Exercise aim>
Where the records appear below, transcribe them exactly, leaving none out.

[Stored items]
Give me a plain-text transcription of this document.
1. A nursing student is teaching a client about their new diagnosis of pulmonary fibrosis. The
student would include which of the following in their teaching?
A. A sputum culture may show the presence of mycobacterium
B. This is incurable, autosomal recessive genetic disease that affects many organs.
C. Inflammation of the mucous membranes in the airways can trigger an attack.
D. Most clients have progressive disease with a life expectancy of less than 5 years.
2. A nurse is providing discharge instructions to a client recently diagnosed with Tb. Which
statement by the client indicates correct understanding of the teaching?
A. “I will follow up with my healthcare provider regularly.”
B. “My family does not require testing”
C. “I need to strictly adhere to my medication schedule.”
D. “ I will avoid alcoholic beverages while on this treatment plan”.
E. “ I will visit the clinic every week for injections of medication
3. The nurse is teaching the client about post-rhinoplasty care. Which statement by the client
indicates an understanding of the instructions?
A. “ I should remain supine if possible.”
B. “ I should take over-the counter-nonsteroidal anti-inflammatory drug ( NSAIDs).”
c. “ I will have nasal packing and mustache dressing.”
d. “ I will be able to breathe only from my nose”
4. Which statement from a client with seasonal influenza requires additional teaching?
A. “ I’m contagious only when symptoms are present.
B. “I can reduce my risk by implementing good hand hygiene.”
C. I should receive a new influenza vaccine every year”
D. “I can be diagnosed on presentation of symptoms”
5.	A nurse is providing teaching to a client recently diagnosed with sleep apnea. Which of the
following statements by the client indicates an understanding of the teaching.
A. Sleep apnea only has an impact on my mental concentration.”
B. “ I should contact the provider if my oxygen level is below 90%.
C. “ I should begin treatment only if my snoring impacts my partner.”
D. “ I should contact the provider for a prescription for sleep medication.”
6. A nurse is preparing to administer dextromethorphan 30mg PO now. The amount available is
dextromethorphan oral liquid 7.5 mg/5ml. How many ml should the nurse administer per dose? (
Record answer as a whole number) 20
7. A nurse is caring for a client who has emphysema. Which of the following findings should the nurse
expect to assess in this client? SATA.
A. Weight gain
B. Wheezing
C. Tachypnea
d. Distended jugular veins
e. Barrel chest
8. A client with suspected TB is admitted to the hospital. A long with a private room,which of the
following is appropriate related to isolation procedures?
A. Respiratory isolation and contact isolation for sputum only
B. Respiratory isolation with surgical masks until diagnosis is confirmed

Answer for this exercise>
Give me a plain-text transcription of this document.
1. A nursing student is teaching a client about their new diagnosis of pulmonary fibrosis. The
student would include which of the following in their teaching?
A. A sputum culture may show the presence of mycobacterium
B. This is incurable, autosomal recessive genetic disease that affects many organs.
C. Inflammation of the mucous membranes in the airways can trigger an attack.
D. Most clients have progressive disease with a life expectancy of less than 5 years.
2. A nurse is providing discharge instructions to a client recently diagnosed with Tb. Which
statement by the client indicates correct understanding of the teaching?
A. “I will follow up with my healthcare provider regularly.”
B. “My family does not require testing”
C. “I need to strictly adhere to my medication schedule.”
D. “ I will avoid alcoholic beverages while on this treatment plan”.
E. “ I will visit the clinic every week for injections of medication
3. The nurse is teaching the client about post-rhinoplasty care. Which statement by the client
indicates an understanding of the instructions?
A. “ I should remain supine if possible.”
B. “ I should take over-the counter-nonsteroidal anti-inflammatory drug ( NSAIDs).”
c. “ I will have nasal packing and mustache dressing.”
d. “ I will be able to breathe only from my nose”
4. Which statement from a client with seasonal influenza requires additional teaching?
A. “ I’m contagious only when symptoms are present.
B. “I can reduce my risk by implementing good hand hygiene.”
C. I should receive a new influenza vaccine every year”
D. “I can be diagnosed on presentation of symptoms”
5.	A nurse is providing teaching to a client recently diagnosed with sleep apnea. Which of the
following statements by the client indicates an understanding of the teaching.
A. Sleep apnea only has an impact on my mental concentration.”
B. “ I should contact the provider if my oxygen level is below 90%.
C. “ I should begin treatment only if my snoring impacts my partner.”
D. “ I should contact the provider for a prescription for sleep medication.”
6. A nurse is preparing to administer dextromethorphan 30mg PO now. The amount available is
dextromethorphan oral liquid 7.5 mg/5ml. How many ml should the nurse administer per dose? (
Record answer as a whole number) 20
7. A nurse is caring for a client who has emphysema. Which of the following findings should the nurse
expect to assess in this client? SATA.
A. Weight gain
B. Wheezing
C. Tachypnea
d. Distended jugular veins
e. Barrel chest
8. A client with suspected TB is admitted to the hospital. A long with a private room,which of the
following is appropriate related to isolation procedures?
A. Respiratory isolation and contact isolation for sputum only
B. Respiratory isolation with surgical masks until diagnosis is confirmed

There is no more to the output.